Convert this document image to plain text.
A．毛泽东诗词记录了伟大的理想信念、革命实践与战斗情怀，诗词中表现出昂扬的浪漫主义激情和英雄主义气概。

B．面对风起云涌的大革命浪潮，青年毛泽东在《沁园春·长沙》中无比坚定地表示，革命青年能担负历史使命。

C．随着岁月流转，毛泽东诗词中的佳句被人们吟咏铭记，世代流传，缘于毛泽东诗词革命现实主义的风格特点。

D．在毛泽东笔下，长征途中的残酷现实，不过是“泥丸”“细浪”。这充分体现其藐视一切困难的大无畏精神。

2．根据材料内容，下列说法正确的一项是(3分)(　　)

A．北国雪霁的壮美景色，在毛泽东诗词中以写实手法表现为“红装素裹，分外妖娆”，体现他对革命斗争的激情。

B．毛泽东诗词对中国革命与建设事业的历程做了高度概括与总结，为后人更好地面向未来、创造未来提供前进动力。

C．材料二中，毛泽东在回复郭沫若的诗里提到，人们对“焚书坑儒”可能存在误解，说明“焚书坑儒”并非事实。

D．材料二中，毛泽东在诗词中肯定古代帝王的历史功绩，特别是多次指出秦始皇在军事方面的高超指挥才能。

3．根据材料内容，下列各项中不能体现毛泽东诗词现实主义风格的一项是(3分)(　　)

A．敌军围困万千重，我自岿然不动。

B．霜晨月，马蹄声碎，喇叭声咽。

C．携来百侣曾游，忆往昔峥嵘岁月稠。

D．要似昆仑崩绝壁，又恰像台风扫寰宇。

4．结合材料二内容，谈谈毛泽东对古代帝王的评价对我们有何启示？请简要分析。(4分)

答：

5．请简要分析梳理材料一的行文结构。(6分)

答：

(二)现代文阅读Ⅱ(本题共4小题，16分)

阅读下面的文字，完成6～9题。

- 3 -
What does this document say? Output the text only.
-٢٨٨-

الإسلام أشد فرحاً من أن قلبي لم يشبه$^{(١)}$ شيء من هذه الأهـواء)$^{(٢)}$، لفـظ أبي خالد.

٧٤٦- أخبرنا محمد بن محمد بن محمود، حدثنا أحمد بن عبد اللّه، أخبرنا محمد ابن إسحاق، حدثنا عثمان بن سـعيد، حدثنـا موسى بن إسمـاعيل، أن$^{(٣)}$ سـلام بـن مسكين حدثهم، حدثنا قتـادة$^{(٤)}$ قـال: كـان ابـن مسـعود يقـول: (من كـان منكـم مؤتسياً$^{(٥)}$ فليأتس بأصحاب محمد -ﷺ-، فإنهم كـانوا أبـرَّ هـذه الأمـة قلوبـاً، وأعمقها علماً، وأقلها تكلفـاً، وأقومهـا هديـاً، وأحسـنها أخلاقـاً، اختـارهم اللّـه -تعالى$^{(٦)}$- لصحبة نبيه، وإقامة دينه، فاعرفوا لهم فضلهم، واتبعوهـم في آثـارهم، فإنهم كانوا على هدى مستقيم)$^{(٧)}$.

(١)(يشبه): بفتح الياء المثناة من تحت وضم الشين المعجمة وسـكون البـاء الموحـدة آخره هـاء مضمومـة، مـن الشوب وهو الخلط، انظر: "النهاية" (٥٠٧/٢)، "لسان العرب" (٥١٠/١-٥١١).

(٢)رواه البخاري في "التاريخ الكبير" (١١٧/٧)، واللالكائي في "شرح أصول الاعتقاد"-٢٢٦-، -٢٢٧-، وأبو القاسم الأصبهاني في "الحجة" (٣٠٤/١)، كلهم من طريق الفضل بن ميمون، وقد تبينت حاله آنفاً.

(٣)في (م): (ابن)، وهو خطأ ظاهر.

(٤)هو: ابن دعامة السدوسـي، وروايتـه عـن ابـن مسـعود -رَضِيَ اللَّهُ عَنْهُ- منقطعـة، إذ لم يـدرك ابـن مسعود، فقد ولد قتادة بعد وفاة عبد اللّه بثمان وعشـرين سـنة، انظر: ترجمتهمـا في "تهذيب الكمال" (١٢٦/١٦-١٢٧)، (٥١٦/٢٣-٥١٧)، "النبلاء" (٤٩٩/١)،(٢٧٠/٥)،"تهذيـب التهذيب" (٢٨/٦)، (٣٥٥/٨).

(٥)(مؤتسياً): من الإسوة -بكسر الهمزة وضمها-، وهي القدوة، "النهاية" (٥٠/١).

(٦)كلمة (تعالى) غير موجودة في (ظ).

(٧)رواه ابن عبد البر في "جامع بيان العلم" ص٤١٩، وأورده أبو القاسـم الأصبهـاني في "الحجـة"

AIM -> Find each line with the string "document" and copy it out.

TASK RESULT ->
Convert this document image to plain text.
What does this document say? Output the text only.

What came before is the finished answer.